Extracted data entries ->
_ _ _

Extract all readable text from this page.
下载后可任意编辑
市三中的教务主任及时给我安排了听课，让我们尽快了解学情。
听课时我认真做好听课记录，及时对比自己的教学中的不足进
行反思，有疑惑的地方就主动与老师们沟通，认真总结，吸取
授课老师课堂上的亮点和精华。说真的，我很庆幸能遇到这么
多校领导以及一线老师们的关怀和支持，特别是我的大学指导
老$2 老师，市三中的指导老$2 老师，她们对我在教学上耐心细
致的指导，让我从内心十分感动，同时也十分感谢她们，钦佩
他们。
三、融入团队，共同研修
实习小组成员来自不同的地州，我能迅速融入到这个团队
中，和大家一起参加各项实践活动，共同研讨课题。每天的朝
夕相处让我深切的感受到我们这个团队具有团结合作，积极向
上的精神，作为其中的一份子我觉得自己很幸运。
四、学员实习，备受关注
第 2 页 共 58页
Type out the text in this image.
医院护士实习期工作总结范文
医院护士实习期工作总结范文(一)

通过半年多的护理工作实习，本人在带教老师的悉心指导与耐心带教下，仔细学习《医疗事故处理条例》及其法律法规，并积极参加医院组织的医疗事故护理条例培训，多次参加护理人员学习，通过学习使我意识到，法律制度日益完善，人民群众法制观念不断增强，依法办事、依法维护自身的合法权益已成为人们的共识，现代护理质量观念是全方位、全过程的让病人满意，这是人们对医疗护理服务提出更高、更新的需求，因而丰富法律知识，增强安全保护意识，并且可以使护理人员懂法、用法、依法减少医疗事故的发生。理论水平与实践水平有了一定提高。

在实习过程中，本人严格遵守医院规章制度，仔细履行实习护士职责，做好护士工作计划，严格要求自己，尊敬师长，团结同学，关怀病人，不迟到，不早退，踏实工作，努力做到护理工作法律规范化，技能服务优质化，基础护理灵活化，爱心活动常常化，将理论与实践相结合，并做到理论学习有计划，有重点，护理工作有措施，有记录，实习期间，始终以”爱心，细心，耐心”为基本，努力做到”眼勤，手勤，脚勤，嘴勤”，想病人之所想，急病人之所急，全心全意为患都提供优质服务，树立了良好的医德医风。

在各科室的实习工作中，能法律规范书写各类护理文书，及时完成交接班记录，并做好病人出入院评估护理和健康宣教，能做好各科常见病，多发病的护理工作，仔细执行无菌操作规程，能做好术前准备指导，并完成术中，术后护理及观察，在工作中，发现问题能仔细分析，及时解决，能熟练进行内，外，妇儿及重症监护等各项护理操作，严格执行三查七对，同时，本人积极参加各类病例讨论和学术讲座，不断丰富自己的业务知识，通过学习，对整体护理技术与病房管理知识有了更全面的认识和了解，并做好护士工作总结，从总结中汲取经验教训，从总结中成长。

_ _ _

THE EXERCISE -> Every line above should be retyped exactly as given.

SOLUTION TO THIS EXERCISE ->
Extract all readable text from this page.
下载后可任意编辑
市三中的教务主任及时给我安排了听课，让我们尽快了解学情。
听课时我认真做好听课记录，及时对比自己的教学中的不足进
行反思，有疑惑的地方就主动与老师们沟通，认真总结，吸取
授课老师课堂上的亮点和精华。说真的，我很庆幸能遇到这么
多校领导以及一线老师们的关怀和支持，特别是我的大学指导
老$2 老师，市三中的指导老$2 老师，她们对我在教学上耐心细
致的指导，让我从内心十分感动，同时也十分感谢她们，钦佩
他们。
三、融入团队，共同研修
实习小组成员来自不同的地州，我能迅速融入到这个团队
中，和大家一起参加各项实践活动，共同研讨课题。每天的朝
夕相处让我深切的感受到我们这个团队具有团结合作，积极向
上的精神，作为其中的一份子我觉得自己很幸运。
四、学员实习，备受关注
第 2 页 共 58页
Type out the text in this image.
医院护士实习期工作总结范文
医院护士实习期工作总结范文(一)

通过半年多的护理工作实习，本人在带教老师的悉心指导与耐心带教下，仔细学习《医疗事故处理条例》及其法律法规，并积极参加医院组织的医疗事故护理条例培训，多次参加护理人员学习，通过学习使我意识到，法律制度日益完善，人民群众法制观念不断增强，依法办事、依法维护自身的合法权益已成为人们的共识，现代护理质量观念是全方位、全过程的让病人满意，这是人们对医疗护理服务提出更高、更新的需求，因而丰富法律知识，增强安全保护意识，并且可以使护理人员懂法、用法、依法减少医疗事故的发生。理论水平与实践水平有了一定提高。

在实习过程中，本人严格遵守医院规章制度，仔细履行实习护士职责，做好护士工作计划，严格要求自己，尊敬师长，团结同学，关怀病人，不迟到，不早退，踏实工作，努力做到护理工作法律规范化，技能服务优质化，基础护理灵活化，爱心活动常常化，将理论与实践相结合，并做到理论学习有计划，有重点，护理工作有措施，有记录，实习期间，始终以”爱心，细心，耐心”为基本，努力做到”眼勤，手勤，脚勤，嘴勤”，想病人之所想，急病人之所急，全心全意为患都提供优质服务，树立了良好的医德医风。

在各科室的实习工作中，能法律规范书写各类护理文书，及时完成交接班记录，并做好病人出入院评估护理和健康宣教，能做好各科常见病，多发病的护理工作，仔细执行无菌操作规程，能做好术前准备指导，并完成术中，术后护理及观察，在工作中，发现问题能仔细分析，及时解决，能熟练进行内，外，妇儿及重症监护等各项护理操作，严格执行三查七对，同时，本人积极参加各类病例讨论和学术讲座，不断丰富自己的业务知识，通过学习，对整体护理技术与病房管理知识有了更全面的认识和了解，并做好护士工作总结，从总结中汲取经验教训，从总结中成长。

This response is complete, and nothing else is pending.